WHAT THIS TASK INVOLVES: Return the entries verbatim and drop every picture.

--- GIVEN RECORDS ---

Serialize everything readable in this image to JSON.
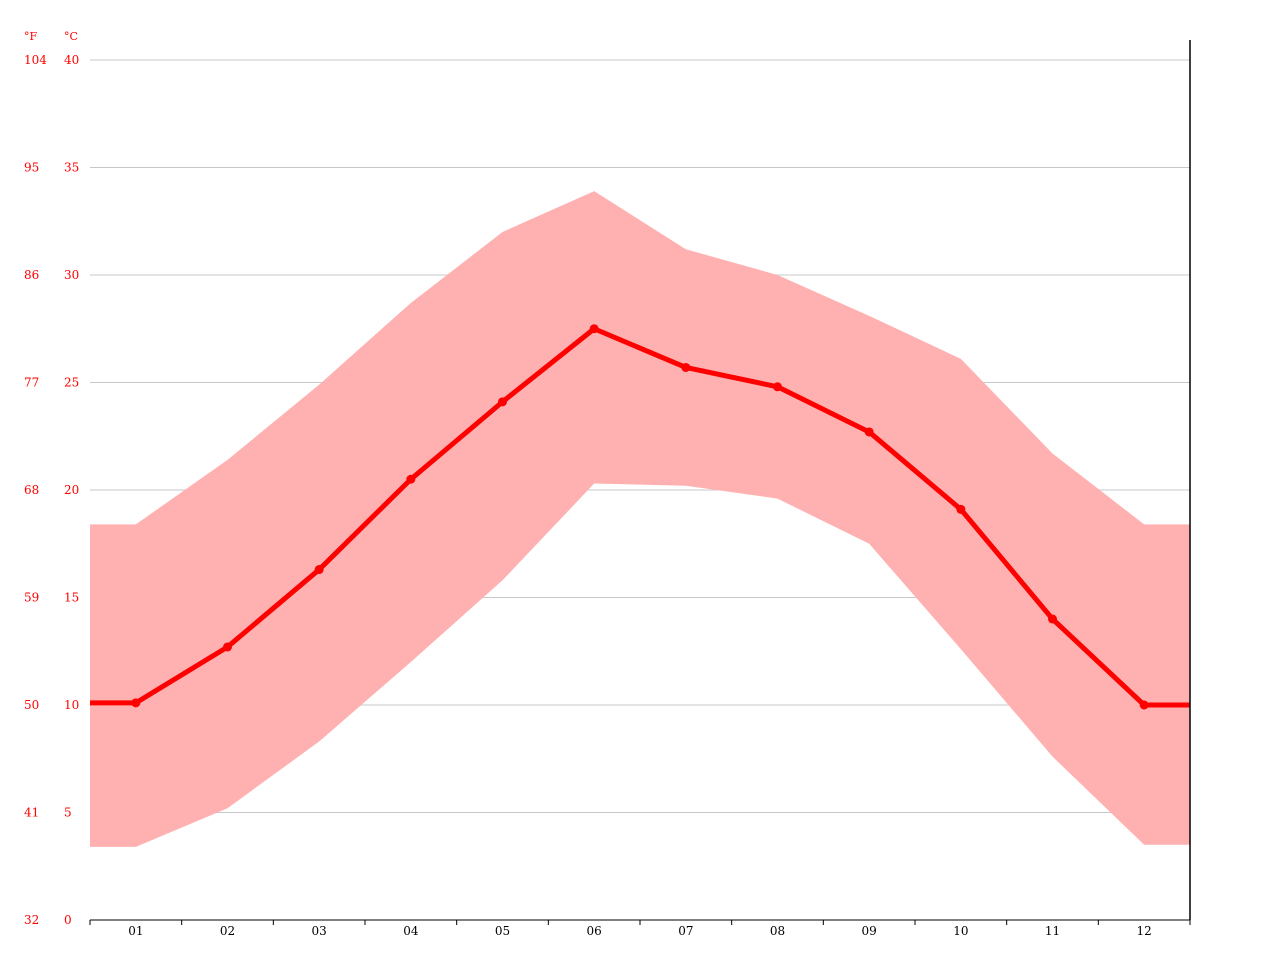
{
  "chart_data": {
    "type": "line",
    "categories": [
      "01",
      "02",
      "03",
      "04",
      "05",
      "06",
      "07",
      "08",
      "09",
      "10",
      "11",
      "12"
    ],
    "series": [
      {
        "role": "average",
        "values": [
          10.1,
          12.7,
          16.3,
          20.5,
          24.1,
          27.5,
          25.7,
          24.8,
          22.7,
          19.1,
          14.0,
          10.0
        ]
      },
      {
        "role": "max",
        "values": [
          18.4,
          21.4,
          24.9,
          28.7,
          32.0,
          33.9,
          31.2,
          30.0,
          28.1,
          26.1,
          21.7,
          18.4
        ]
      },
      {
        "role": "min",
        "values": [
          3.4,
          5.2,
          8.3,
          12.0,
          15.8,
          20.3,
          20.2,
          19.6,
          17.5,
          12.6,
          7.6,
          3.5
        ]
      }
    ],
    "y_celsius": {
      "unit": "°C",
      "ticks": [
        "0",
        "5",
        "10",
        "15",
        "20",
        "25",
        "30",
        "35",
        "40"
      ],
      "ylim": [
        0,
        40
      ]
    },
    "y_fahrenheit": {
      "unit": "°F",
      "ticks": [
        "32",
        "41",
        "50",
        "59",
        "68",
        "77",
        "86",
        "95",
        "104"
      ]
    },
    "grid": true,
    "colors": {
      "line": "#ff0000",
      "band": "#ffb1b1",
      "grid": "#c8c8c8",
      "axis": "#000000",
      "tick_text": "#ff0000",
      "x_text": "#000000"
    }
  }
}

---

TASK RESPONSE:
Serialize everything readable in this image to JSON.
{
  "chart_data": {
    "type": "line",
    "categories": [
      "01",
      "02",
      "03",
      "04",
      "05",
      "06",
      "07",
      "08",
      "09",
      "10",
      "11",
      "12"
    ],
    "series": [
      {
        "role": "average",
        "values": [
          10.1,
          12.7,
          16.3,
          20.5,
          24.1,
          27.5,
          25.7,
          24.8,
          22.7,
          19.1,
          14.0,
          10.0
        ]
      },
      {
        "role": "max",
        "values": [
          18.4,
          21.4,
          24.9,
          28.7,
          32.0,
          33.9,
          31.2,
          30.0,
          28.1,
          26.1,
          21.7,
          18.4
        ]
      },
      {
        "role": "min",
        "values": [
          3.4,
          5.2,
          8.3,
          12.0,
          15.8,
          20.3,
          20.2,
          19.6,
          17.5,
          12.6,
          7.6,
          3.5
        ]
      }
    ],
    "y_celsius": {
      "unit": "°C",
      "ticks": [
        "0",
        "5",
        "10",
        "15",
        "20",
        "25",
        "30",
        "35",
        "40"
      ],
      "ylim": [
        0,
        40
      ]
    },
    "y_fahrenheit": {
      "unit": "°F",
      "ticks": [
        "32",
        "41",
        "50",
        "59",
        "68",
        "77",
        "86",
        "95",
        "104"
      ]
    },
    "grid": true,
    "colors": {
      "line": "#ff0000",
      "band": "#ffb1b1",
      "grid": "#c8c8c8",
      "axis": "#000000",
      "tick_text": "#ff0000",
      "x_text": "#000000"
    }
  }
}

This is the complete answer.